## TASK STATEMENT
Return all of the data exactly, with nothing left out but the pictures.

— Start PROVIDED INFORMATION —

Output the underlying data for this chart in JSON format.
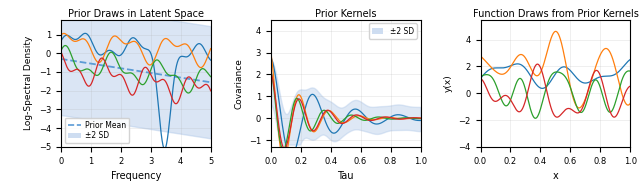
{
  "title1": "Prior Draws in Latent Space",
  "title2": "Prior Kernels",
  "title3": "Function Draws from Prior Kernels",
  "xlabel1": "Frequency",
  "xlabel2": "Tau",
  "xlabel3": "x",
  "ylabel1": "Log-Spectral Density",
  "ylabel2": "Covariance",
  "ylabel3": "y(x)",
  "colors": [
    "#1f77b4",
    "#ff7f0e",
    "#2ca02c",
    "#d62728"
  ],
  "shade_color": "#aec7e8",
  "mean_color": "#5b9bd5",
  "legend1_mean": "Prior Mean",
  "legend1_sd": "±2 SD",
  "legend2_sd": "±2 SD",
  "xlim1": [
    0,
    5
  ],
  "ylim1": [
    -5.0,
    1.8
  ],
  "xlim2": [
    0.0,
    1.0
  ],
  "ylim2": [
    -1.3,
    4.5
  ],
  "xlim3": [
    0.0,
    1.0
  ],
  "ylim3": [
    -4.0,
    5.5
  ],
  "figsize": [
    6.4,
    1.87
  ],
  "dpi": 100
}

— End PROVIDED INFORMATION —

## THE COMPLETED TASK
Output the underlying data for this chart in JSON format.
{
  "title1": "Prior Draws in Latent Space",
  "title2": "Prior Kernels",
  "title3": "Function Draws from Prior Kernels",
  "xlabel1": "Frequency",
  "xlabel2": "Tau",
  "xlabel3": "x",
  "ylabel1": "Log-Spectral Density",
  "ylabel2": "Covariance",
  "ylabel3": "y(x)",
  "colors": [
    "#1f77b4",
    "#ff7f0e",
    "#2ca02c",
    "#d62728"
  ],
  "shade_color": "#aec7e8",
  "mean_color": "#5b9bd5",
  "legend1_mean": "Prior Mean",
  "legend1_sd": "±2 SD",
  "legend2_sd": "±2 SD",
  "xlim1": [
    0,
    5
  ],
  "ylim1": [
    -5.0,
    1.8
  ],
  "xlim2": [
    0.0,
    1.0
  ],
  "ylim2": [
    -1.3,
    4.5
  ],
  "xlim3": [
    0.0,
    1.0
  ],
  "ylim3": [
    -4.0,
    5.5
  ],
  "figsize": [
    6.4,
    1.87
  ],
  "dpi": 100
}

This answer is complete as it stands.